What is being asked »
Extract the text of every entry below exactly; leave images out.

Dataset items:
__________________________________________________

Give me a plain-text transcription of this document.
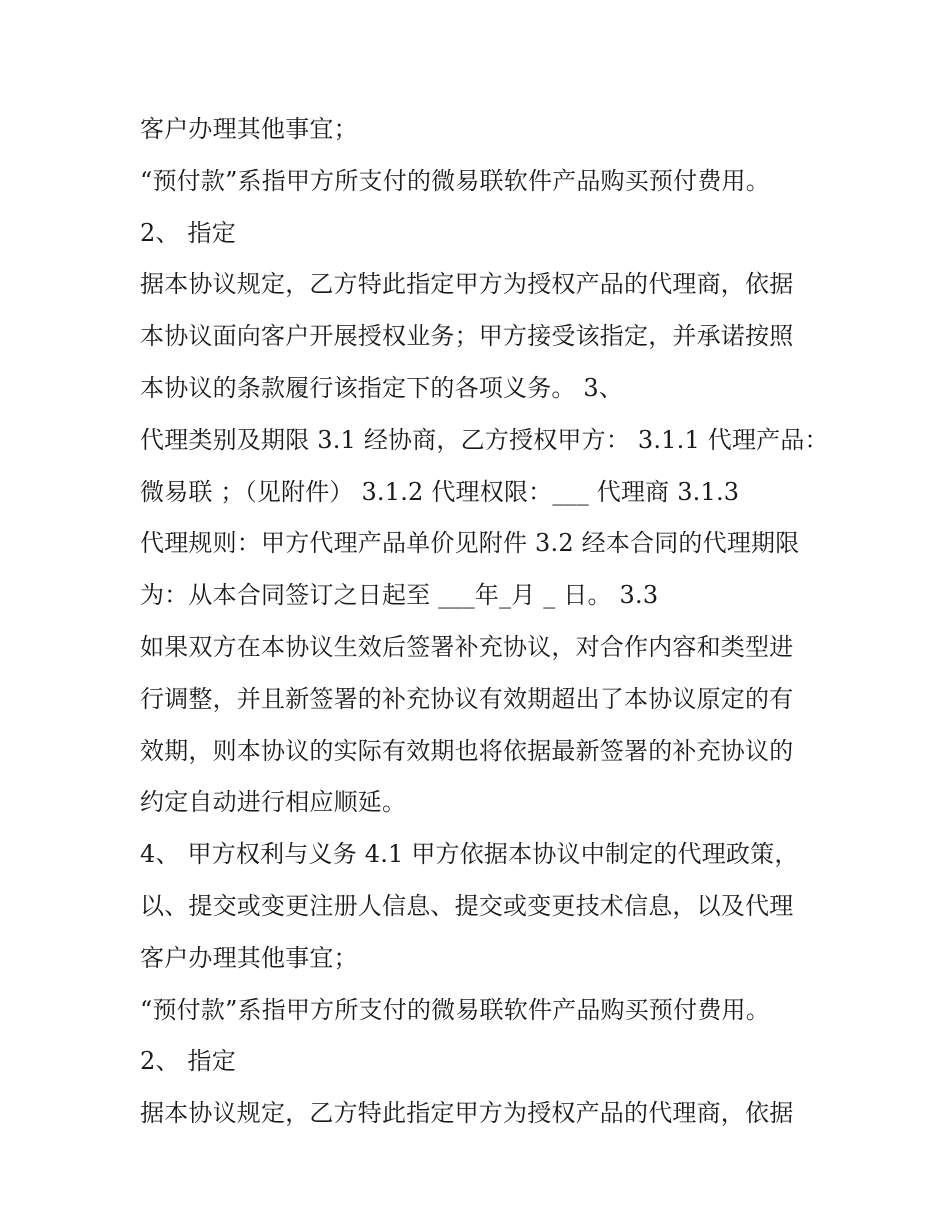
客户办理其他事宜；
“预付款”系指甲方所支付的微易联软件产品购买预付费用。
2、 指定
据本协议规定，乙方特此指定甲方为授权产品的代理商，依据
本协议面向客户开展授权业务；甲方接受该指定，并承诺按照
本协议的条款履行该指定下的各项义务。 3、
代理类别及期限 3.1 经协商，乙方授权甲方： 3.1.1 代理产品：
微易联 ；（见附件） 3.1.2 代理权限：___ 代理商 3.1.3
代理规则：甲方代理产品单价见附件 3.2 经本合同的代理期限
为：从本合同签订之日起至 ___年_月 _ 日。 3.3
如果双方在本协议生效后签署补充协议，对合作内容和类型进
行调整，并且新签署的补充协议有效期超出了本协议原定的有
效期，则本协议的实际有效期也将依据最新签署的补充协议的
约定自动进行相应顺延。
4、 甲方权利与义务 4.1 甲方依据本协议中制定的代理政策，
以、提交或变更注册人信息、提交或变更技术信息，以及代理
客户办理其他事宜；
“预付款”系指甲方所支付的微易联软件产品购买预付费用。
2、 指定
据本协议规定，乙方特此指定甲方为授权产品的代理商，依据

__________________________________________________

Solved problem »
Give me a plain-text transcription of this document.
客户办理其他事宜；
“预付款”系指甲方所支付的微易联软件产品购买预付费用。
2、 指定
据本协议规定，乙方特此指定甲方为授权产品的代理商，依据
本协议面向客户开展授权业务；甲方接受该指定，并承诺按照
本协议的条款履行该指定下的各项义务。 3、
代理类别及期限 3.1 经协商，乙方授权甲方： 3.1.1 代理产品：
微易联 ；（见附件） 3.1.2 代理权限：___ 代理商 3.1.3
代理规则：甲方代理产品单价见附件 3.2 经本合同的代理期限
为：从本合同签订之日起至 ___年_月 _ 日。 3.3
如果双方在本协议生效后签署补充协议，对合作内容和类型进
行调整，并且新签署的补充协议有效期超出了本协议原定的有
效期，则本协议的实际有效期也将依据最新签署的补充协议的
约定自动进行相应顺延。
4、 甲方权利与义务 4.1 甲方依据本协议中制定的代理政策，
以、提交或变更注册人信息、提交或变更技术信息，以及代理
客户办理其他事宜；
“预付款”系指甲方所支付的微易联软件产品购买预付费用。
2、 指定
据本协议规定，乙方特此指定甲方为授权产品的代理商，依据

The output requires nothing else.